- [EXERCISE INPUTS]:
** Start **
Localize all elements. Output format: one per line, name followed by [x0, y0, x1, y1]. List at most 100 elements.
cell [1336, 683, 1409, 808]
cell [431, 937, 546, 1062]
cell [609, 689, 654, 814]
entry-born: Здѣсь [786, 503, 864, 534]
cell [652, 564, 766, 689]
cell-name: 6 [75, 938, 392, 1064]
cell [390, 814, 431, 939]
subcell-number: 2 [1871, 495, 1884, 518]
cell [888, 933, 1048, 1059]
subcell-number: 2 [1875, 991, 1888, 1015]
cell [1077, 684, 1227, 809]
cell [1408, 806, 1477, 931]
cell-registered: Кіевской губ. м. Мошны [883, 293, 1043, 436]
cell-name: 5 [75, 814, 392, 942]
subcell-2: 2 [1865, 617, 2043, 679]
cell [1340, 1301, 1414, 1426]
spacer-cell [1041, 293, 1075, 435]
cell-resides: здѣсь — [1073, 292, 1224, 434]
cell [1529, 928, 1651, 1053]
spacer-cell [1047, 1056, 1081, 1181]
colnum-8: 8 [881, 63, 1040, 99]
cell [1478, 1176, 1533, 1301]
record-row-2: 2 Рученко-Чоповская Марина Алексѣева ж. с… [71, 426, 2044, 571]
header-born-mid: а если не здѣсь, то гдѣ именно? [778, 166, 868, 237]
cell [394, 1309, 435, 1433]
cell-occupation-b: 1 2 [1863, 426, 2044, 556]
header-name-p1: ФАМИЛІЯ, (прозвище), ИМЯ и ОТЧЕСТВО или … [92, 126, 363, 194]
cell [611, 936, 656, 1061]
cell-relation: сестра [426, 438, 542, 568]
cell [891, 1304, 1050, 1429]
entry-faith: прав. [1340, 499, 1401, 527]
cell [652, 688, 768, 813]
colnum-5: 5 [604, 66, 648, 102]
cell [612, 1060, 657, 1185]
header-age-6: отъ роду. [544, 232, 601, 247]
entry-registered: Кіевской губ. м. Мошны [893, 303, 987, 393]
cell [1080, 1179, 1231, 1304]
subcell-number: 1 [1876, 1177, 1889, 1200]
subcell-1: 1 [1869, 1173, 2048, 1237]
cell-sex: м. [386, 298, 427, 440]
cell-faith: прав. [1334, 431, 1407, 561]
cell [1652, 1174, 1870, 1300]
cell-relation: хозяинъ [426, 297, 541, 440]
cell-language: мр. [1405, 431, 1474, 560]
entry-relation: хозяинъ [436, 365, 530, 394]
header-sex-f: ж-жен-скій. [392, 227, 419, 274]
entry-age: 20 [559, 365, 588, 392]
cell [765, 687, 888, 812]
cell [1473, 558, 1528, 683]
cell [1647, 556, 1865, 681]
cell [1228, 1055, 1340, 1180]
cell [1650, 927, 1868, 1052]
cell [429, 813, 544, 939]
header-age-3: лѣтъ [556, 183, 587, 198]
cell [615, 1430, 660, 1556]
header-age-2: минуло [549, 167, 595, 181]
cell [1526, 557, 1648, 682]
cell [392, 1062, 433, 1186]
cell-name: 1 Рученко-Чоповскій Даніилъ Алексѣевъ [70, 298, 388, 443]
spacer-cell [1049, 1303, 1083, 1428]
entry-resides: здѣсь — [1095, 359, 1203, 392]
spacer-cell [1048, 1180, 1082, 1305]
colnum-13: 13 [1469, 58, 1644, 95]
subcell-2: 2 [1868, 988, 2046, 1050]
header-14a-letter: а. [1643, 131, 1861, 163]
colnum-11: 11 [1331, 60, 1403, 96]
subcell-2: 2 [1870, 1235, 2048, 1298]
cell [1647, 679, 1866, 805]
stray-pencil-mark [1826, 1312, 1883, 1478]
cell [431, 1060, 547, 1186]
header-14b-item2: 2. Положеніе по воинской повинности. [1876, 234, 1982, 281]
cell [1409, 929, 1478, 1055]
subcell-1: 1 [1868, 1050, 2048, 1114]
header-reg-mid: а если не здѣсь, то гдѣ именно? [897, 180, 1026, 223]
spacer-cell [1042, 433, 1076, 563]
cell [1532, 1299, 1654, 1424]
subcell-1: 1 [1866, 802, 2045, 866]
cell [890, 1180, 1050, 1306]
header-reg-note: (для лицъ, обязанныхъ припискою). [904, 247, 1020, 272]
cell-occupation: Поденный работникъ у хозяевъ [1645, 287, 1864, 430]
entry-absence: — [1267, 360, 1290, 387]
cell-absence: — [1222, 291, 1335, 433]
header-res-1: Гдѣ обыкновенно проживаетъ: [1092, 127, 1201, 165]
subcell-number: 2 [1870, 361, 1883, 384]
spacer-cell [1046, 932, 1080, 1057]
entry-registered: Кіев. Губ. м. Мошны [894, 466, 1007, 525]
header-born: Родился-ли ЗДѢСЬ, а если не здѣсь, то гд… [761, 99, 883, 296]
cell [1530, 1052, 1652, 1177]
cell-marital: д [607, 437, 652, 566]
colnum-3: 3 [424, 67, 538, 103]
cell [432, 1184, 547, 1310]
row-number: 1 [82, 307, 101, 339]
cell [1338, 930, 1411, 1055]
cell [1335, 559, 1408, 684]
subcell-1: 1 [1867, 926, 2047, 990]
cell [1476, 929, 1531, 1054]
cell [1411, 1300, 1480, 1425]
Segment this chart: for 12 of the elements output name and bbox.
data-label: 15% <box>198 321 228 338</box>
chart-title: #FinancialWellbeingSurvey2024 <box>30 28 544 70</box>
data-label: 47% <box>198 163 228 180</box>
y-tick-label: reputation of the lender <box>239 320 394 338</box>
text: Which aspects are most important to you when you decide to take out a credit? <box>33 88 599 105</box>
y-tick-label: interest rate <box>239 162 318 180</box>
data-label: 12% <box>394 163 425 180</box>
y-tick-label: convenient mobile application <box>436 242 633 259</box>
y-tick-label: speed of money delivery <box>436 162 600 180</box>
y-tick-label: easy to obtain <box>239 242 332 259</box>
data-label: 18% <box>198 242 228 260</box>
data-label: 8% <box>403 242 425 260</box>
** End **
- [REQUEST]:
Rewrite every one of the rows above, substituting "borrowing cost" for each occurrence of "interest rate" and changing nothing else.

- [SOLUTION]:
Localize all elements. Output format: one per line, name followed by [x0, y0, x1, y1]. List at most 100 elements.
cell [1336, 683, 1409, 808]
cell [431, 937, 546, 1062]
cell [609, 689, 654, 814]
entry-born: Здѣсь [786, 503, 864, 534]
cell [652, 564, 766, 689]
cell-name: 6 [75, 938, 392, 1064]
cell [390, 814, 431, 939]
subcell-number: 2 [1871, 495, 1884, 518]
cell [888, 933, 1048, 1059]
subcell-number: 2 [1875, 991, 1888, 1015]
cell [1077, 684, 1227, 809]
cell [1408, 806, 1477, 931]
cell-registered: Кіевской губ. м. Мошны [883, 293, 1043, 436]
cell-name: 5 [75, 814, 392, 942]
subcell-2: 2 [1865, 617, 2043, 679]
cell [1340, 1301, 1414, 1426]
spacer-cell [1041, 293, 1075, 435]
cell-resides: здѣсь — [1073, 292, 1224, 434]
cell [1529, 928, 1651, 1053]
spacer-cell [1047, 1056, 1081, 1181]
colnum-8: 8 [881, 63, 1040, 99]
cell [1478, 1176, 1533, 1301]
record-row-2: 2 Рученко-Чоповская Марина Алексѣева ж. с… [71, 426, 2044, 571]
header-born-mid: а если не здѣсь, то гдѣ именно? [778, 166, 868, 237]
cell [394, 1309, 435, 1433]
cell-occupation-b: 1 2 [1863, 426, 2044, 556]
header-name-p1: ФАМИЛІЯ, (прозвище), ИМЯ и ОТЧЕСТВО или … [92, 126, 363, 194]
cell [611, 936, 656, 1061]
cell-relation: сестра [426, 438, 542, 568]
cell [891, 1304, 1050, 1429]
entry-faith: прав. [1340, 499, 1401, 527]
cell [652, 688, 768, 813]
colnum-5: 5 [604, 66, 648, 102]
cell [612, 1060, 657, 1185]
header-age-6: отъ роду. [544, 232, 601, 247]
entry-registered: Кіевской губ. м. Мошны [893, 303, 987, 393]
cell [1080, 1179, 1231, 1304]
subcell-number: 1 [1876, 1177, 1889, 1200]
subcell-1: 1 [1869, 1173, 2048, 1237]
cell-sex: м. [386, 298, 427, 440]
cell-faith: прав. [1334, 431, 1407, 561]
cell [1652, 1174, 1870, 1300]
cell-relation: хозяинъ [426, 297, 541, 440]
cell-language: мр. [1405, 431, 1474, 560]
entry-relation: хозяинъ [436, 365, 530, 394]
header-sex-f: ж-жен-скій. [392, 227, 419, 274]
entry-age: 20 [559, 365, 588, 392]
cell [765, 687, 888, 812]
cell [1473, 558, 1528, 683]
cell [1647, 556, 1865, 681]
cell [1228, 1055, 1340, 1180]
cell [1650, 927, 1868, 1052]
cell [429, 813, 544, 939]
header-age-3: лѣтъ [556, 183, 587, 198]
cell [615, 1430, 660, 1556]
header-age-2: минуло [549, 167, 595, 181]
cell [1526, 557, 1648, 682]
cell [392, 1062, 433, 1186]
cell-name: 1 Рученко-Чоповскій Даніилъ Алексѣевъ [70, 298, 388, 443]
spacer-cell [1049, 1303, 1083, 1428]
entry-resides: здѣсь — [1095, 359, 1203, 392]
spacer-cell [1048, 1180, 1082, 1305]
colnum-13: 13 [1469, 58, 1644, 95]
subcell-2: 2 [1868, 988, 2046, 1050]
header-14a-letter: а. [1643, 131, 1861, 163]
colnum-11: 11 [1331, 60, 1403, 96]
subcell-2: 2 [1870, 1235, 2048, 1298]
cell [1647, 679, 1866, 805]
stray-pencil-mark [1826, 1312, 1883, 1478]
cell [431, 1060, 547, 1186]
header-14b-item2: 2. Положеніе по воинской повинности. [1876, 234, 1982, 281]
cell [1409, 929, 1478, 1055]
subcell-1: 1 [1868, 1050, 2048, 1114]
header-reg-mid: а если не здѣсь, то гдѣ именно? [897, 180, 1026, 223]
spacer-cell [1042, 433, 1076, 563]
cell [1532, 1299, 1654, 1424]
subcell-1: 1 [1866, 802, 2045, 866]
cell [890, 1180, 1050, 1306]
header-reg-note: (для лицъ, обязанныхъ припискою). [904, 247, 1020, 272]
cell-occupation: Поденный работникъ у хозяевъ [1645, 287, 1864, 430]
entry-absence: — [1267, 360, 1290, 387]
cell-absence: — [1222, 291, 1335, 433]
header-res-1: Гдѣ обыкновенно проживаетъ: [1092, 127, 1201, 165]
subcell-number: 2 [1870, 361, 1883, 384]
spacer-cell [1046, 932, 1080, 1057]
entry-registered: Кіев. Губ. м. Мошны [894, 466, 1007, 525]
header-born: Родился-ли ЗДѢСЬ, а если не здѣсь, то гд… [761, 99, 883, 296]
cell [1530, 1052, 1652, 1177]
cell-marital: д [607, 437, 652, 566]
colnum-3: 3 [424, 67, 538, 103]
cell [432, 1184, 547, 1310]
row-number: 1 [82, 307, 101, 339]
cell [1338, 930, 1411, 1055]
cell [1335, 559, 1408, 684]
subcell-1: 1 [1867, 926, 2047, 990]
cell [1476, 929, 1531, 1054]
cell [1411, 1300, 1480, 1425]
Segment this chart: for 12 of the elements output name and bbox.
data-label: 15% <box>198 321 228 338</box>
chart-title: #FinancialWellbeingSurvey2024 <box>30 28 544 70</box>
data-label: 47% <box>198 163 228 180</box>
y-tick-label: reputation of the lender <box>239 320 394 338</box>
text: Which aspects are most important to you when you decide to take out a credit? <box>33 88 599 105</box>
y-tick-label: borrowing cost <box>239 162 318 180</box>
data-label: 12% <box>394 163 425 180</box>
y-tick-label: convenient mobile application <box>436 242 633 259</box>
y-tick-label: speed of money delivery <box>436 162 600 180</box>
y-tick-label: easy to obtain <box>239 242 332 259</box>
data-label: 18% <box>198 242 228 260</box>
data-label: 8% <box>403 242 425 260</box>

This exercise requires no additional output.